Pull every line containing the word "arcsec" from the records.

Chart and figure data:
◇ ◇ ◇ ◇ ◇ ◇ ◇
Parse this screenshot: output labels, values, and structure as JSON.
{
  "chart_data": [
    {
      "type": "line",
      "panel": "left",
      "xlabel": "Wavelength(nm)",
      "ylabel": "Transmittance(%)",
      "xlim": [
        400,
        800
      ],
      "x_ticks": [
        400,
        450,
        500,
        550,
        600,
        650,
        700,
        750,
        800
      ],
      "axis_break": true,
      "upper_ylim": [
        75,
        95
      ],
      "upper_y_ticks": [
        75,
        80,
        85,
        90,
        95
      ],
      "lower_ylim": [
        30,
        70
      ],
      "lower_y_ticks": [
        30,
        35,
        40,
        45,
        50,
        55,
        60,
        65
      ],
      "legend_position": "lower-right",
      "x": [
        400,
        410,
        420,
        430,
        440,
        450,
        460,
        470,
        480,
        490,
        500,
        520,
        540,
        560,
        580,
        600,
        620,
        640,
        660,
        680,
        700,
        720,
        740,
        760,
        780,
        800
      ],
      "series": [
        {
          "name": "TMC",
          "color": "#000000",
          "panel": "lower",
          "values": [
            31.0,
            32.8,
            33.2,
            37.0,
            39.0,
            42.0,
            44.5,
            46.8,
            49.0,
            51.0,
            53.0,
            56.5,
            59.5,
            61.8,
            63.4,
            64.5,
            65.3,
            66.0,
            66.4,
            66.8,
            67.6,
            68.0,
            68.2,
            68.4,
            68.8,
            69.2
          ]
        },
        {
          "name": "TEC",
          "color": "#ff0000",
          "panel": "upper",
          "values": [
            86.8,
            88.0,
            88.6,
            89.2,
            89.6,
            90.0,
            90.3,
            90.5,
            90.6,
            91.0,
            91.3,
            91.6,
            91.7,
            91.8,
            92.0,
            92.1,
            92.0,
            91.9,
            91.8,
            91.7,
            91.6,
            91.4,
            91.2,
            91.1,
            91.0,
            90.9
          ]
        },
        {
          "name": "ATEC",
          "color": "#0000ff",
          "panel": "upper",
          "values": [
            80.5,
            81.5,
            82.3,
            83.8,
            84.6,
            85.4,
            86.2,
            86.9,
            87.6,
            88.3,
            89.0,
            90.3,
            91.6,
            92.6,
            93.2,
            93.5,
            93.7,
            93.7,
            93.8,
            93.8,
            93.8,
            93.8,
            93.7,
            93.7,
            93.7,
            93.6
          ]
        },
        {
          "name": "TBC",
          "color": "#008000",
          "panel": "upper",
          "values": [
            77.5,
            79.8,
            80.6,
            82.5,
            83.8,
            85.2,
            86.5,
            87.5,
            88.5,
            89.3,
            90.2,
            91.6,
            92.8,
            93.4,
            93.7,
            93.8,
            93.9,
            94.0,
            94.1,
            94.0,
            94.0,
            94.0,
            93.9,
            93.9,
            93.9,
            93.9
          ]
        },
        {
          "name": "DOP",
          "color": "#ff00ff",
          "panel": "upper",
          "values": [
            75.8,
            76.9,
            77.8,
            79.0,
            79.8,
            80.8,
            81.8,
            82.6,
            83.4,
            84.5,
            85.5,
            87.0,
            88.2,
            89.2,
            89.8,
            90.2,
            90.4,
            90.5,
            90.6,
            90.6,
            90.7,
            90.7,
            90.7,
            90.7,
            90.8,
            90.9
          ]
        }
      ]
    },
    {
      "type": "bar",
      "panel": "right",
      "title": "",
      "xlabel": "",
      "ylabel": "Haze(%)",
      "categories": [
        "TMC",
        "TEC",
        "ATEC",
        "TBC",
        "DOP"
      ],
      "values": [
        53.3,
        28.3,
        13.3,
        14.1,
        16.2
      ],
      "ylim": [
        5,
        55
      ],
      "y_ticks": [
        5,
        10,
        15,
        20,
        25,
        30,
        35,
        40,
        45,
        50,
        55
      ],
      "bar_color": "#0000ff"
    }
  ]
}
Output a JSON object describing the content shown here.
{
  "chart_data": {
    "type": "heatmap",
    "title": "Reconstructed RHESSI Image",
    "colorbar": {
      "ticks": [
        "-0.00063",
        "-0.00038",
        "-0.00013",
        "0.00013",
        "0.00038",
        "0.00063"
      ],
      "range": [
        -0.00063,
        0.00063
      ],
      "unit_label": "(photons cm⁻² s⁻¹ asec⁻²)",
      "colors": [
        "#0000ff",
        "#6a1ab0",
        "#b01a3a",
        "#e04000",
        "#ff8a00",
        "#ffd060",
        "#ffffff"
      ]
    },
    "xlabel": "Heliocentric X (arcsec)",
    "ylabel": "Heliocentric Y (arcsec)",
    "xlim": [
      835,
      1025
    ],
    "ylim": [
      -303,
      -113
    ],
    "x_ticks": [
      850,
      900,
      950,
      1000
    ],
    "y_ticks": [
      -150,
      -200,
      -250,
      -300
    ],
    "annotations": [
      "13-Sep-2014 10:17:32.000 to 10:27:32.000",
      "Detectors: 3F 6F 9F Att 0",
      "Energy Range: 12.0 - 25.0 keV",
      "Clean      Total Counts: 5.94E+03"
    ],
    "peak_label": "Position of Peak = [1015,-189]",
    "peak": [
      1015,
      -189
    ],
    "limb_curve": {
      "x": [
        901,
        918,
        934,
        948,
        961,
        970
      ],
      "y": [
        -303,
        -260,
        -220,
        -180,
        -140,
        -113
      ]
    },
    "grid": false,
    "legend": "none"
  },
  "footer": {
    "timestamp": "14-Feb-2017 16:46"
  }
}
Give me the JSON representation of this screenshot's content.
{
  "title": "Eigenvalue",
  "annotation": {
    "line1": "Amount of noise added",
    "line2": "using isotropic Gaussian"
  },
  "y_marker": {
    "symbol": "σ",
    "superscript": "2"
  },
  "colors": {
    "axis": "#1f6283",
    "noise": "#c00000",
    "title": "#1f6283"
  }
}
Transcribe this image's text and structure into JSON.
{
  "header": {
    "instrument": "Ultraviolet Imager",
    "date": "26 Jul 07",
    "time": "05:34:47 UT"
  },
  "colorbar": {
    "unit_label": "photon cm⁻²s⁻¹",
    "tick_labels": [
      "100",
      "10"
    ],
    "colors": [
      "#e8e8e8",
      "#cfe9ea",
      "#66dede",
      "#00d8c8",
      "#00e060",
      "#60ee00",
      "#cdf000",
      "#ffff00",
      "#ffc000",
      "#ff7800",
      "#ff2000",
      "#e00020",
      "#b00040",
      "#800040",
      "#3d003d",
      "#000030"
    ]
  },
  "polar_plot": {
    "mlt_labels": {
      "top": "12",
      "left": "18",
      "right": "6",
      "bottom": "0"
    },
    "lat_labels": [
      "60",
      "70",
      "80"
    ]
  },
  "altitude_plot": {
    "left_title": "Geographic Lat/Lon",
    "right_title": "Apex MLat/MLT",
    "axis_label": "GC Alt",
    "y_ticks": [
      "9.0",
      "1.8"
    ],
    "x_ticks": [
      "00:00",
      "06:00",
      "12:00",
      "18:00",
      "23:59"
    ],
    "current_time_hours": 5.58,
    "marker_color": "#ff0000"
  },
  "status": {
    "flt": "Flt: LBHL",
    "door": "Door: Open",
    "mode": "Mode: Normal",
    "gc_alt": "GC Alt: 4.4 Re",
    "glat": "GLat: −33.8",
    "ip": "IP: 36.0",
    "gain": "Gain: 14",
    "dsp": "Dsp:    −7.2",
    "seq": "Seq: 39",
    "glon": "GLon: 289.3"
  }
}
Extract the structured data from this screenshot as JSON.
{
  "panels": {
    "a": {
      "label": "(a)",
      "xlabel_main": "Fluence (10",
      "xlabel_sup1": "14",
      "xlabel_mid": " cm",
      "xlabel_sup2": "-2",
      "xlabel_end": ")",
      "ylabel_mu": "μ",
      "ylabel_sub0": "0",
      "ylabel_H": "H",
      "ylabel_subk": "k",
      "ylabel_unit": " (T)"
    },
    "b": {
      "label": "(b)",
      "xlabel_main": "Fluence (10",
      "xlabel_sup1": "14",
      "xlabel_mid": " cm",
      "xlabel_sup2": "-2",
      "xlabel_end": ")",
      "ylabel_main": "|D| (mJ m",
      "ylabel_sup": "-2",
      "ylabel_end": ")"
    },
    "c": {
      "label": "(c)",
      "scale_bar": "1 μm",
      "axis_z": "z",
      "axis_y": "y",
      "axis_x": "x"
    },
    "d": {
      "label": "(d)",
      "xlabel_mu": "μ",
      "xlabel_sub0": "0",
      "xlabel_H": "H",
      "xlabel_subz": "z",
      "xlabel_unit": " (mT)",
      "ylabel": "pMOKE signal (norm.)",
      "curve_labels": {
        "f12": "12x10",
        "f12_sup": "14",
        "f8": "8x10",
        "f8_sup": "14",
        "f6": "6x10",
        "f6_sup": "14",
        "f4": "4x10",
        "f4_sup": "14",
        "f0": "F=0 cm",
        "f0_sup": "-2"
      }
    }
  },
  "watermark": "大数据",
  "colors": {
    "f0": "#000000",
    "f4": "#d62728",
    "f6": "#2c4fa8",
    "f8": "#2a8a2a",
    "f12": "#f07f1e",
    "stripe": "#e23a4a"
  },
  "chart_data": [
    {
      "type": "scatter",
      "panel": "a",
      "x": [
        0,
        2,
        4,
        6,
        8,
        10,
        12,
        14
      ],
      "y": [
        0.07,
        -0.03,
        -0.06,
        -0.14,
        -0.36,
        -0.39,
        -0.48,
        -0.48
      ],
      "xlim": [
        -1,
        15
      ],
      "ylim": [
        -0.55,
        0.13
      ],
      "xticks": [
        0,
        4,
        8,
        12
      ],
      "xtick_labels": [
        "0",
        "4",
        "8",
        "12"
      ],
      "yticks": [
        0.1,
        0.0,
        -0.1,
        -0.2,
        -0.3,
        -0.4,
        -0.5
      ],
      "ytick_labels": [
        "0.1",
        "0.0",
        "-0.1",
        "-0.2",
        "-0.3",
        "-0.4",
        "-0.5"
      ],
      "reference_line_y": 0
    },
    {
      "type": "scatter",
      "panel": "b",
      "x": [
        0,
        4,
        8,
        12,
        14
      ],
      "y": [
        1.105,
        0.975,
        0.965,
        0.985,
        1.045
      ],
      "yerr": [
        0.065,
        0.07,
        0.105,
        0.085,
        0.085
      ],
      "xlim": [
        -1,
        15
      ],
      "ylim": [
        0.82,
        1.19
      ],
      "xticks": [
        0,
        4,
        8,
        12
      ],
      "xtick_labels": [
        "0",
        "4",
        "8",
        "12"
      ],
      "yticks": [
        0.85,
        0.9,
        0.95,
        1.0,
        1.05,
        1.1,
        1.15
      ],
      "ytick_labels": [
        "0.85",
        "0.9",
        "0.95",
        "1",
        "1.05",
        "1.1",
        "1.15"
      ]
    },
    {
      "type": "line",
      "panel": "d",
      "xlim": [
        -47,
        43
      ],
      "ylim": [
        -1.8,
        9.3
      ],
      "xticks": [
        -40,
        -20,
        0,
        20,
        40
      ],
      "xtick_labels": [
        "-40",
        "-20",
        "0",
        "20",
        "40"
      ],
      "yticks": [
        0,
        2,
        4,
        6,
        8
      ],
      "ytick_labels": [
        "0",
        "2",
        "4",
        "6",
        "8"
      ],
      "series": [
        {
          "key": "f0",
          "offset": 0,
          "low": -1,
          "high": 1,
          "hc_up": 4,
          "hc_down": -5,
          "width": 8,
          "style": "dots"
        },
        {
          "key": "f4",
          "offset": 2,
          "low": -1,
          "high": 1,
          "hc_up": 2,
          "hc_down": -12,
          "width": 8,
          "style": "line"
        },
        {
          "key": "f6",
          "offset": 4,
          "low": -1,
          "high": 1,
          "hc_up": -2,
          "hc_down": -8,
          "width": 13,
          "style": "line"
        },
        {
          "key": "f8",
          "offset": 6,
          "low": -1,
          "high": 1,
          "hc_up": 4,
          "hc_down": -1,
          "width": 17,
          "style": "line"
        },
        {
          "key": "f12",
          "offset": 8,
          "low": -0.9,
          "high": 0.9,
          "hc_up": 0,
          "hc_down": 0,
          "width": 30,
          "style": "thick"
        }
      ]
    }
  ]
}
◇ ◇ ◇ ◇ ◇ ◇ ◇
Solution to the exercise:
    "xlabel": "Heliocentric X (arcsec)",
    "ylabel": "Heliocentric Y (arcsec)",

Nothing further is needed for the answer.